■ **Provided data**
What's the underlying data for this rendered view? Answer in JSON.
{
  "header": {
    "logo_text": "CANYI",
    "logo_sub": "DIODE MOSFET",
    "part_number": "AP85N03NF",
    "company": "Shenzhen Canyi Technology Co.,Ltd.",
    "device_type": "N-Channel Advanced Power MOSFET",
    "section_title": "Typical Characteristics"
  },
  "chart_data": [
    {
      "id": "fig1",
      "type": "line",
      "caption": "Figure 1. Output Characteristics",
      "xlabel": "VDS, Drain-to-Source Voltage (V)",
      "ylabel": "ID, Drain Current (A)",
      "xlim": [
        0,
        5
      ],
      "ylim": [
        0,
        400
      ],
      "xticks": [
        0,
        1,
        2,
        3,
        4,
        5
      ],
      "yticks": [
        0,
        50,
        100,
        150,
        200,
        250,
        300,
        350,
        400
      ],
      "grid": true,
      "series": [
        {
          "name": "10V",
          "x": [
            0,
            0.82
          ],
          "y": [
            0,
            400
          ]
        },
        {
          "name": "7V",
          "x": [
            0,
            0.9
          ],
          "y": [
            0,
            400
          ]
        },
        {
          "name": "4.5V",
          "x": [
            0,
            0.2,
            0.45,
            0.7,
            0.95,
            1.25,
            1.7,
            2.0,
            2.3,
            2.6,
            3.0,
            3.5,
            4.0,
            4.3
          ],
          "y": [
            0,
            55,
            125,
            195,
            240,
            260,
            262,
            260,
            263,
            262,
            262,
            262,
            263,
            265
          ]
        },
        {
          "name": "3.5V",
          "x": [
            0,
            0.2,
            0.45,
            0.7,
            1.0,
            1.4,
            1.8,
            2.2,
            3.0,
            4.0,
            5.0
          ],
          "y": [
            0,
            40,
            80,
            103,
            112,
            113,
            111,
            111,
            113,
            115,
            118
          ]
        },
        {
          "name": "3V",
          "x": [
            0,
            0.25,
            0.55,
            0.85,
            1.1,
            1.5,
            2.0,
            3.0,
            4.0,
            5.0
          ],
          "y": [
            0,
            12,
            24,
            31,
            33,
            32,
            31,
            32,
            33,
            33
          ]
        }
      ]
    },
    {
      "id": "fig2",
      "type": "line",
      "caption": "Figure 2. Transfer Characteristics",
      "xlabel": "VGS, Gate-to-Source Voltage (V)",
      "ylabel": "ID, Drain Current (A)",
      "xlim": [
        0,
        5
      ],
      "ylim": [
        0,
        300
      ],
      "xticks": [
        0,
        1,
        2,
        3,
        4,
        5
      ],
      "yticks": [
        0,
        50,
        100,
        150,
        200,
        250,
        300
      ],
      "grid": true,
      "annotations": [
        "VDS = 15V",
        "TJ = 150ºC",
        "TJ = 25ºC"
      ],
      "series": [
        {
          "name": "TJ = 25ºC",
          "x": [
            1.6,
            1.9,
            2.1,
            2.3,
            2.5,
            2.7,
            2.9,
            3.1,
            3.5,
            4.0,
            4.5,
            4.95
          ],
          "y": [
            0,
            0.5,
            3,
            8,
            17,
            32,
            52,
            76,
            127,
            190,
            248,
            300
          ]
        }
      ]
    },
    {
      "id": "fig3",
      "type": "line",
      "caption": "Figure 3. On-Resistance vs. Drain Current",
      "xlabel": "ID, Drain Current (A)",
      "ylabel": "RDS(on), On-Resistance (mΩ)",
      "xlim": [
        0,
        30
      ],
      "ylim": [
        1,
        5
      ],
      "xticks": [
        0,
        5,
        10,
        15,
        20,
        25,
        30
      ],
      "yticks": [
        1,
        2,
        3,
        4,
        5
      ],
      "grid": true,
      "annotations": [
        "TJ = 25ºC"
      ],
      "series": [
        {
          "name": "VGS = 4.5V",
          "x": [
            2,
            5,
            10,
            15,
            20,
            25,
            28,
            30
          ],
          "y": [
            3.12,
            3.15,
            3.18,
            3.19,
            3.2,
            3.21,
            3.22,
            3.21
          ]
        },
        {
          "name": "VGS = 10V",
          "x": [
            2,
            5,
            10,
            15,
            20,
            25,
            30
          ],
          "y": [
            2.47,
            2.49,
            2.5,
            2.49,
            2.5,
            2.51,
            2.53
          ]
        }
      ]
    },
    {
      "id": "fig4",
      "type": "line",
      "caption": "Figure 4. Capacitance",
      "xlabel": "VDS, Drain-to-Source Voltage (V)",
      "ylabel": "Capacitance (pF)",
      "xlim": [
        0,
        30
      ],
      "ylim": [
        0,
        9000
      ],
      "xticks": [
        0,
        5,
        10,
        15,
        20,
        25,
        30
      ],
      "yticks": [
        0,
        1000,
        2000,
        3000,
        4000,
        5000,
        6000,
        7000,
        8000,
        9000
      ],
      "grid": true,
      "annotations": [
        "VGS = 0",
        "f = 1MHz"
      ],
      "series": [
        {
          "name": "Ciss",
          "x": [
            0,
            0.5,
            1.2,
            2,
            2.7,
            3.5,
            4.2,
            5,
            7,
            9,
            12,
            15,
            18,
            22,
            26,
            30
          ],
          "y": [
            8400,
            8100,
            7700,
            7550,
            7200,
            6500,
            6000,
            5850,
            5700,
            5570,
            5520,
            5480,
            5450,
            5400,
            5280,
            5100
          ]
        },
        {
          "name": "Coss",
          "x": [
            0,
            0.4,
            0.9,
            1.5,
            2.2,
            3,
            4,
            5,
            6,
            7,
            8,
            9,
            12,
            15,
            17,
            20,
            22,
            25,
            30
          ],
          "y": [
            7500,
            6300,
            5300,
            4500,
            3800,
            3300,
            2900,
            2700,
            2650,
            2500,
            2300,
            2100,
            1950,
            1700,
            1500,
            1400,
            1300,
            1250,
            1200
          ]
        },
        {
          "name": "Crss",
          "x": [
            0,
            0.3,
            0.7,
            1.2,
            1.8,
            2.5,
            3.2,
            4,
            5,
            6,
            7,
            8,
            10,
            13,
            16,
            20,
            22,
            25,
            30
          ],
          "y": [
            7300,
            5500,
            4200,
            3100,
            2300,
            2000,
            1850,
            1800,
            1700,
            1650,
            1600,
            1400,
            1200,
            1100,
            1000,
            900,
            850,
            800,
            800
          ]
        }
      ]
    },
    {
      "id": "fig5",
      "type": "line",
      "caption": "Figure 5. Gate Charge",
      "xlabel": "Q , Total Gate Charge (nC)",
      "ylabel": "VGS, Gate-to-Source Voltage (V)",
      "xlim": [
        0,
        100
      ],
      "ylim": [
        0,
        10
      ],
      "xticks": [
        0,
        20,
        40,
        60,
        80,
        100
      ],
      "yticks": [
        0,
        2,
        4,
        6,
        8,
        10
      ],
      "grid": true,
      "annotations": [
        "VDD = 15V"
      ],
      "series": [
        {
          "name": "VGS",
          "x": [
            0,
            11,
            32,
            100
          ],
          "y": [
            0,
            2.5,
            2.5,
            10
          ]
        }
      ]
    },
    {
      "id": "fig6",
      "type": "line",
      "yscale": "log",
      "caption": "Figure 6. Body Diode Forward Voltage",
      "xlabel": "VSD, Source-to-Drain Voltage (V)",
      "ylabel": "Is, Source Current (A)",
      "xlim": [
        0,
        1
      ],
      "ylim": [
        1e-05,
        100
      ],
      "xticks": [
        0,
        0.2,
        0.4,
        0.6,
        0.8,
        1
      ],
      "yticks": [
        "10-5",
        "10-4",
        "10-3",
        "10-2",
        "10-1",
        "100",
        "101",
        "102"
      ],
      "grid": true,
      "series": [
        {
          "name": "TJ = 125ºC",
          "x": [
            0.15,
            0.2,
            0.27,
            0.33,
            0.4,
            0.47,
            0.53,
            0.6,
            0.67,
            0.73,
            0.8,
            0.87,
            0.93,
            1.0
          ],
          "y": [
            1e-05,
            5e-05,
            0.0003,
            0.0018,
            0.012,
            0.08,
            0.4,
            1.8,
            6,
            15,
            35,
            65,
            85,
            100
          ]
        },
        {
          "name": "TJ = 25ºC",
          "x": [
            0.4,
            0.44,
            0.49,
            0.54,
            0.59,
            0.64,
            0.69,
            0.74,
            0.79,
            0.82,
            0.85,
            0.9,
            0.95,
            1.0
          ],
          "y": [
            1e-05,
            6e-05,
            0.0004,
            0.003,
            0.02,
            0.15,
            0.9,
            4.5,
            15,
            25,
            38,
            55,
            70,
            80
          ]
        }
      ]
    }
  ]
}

■ **Short exercise**
From the entries above, collect every line with the string "Gate" in it.

■ **Exercise answer**
      "xlabel": "VGS, Gate-to-Source Voltage (V)",
      "caption": "Figure 5. Gate Charge",
      "xlabel": "Q , Total Gate Charge (nC)",
      "ylabel": "VGS, Gate-to-Source Voltage (V)",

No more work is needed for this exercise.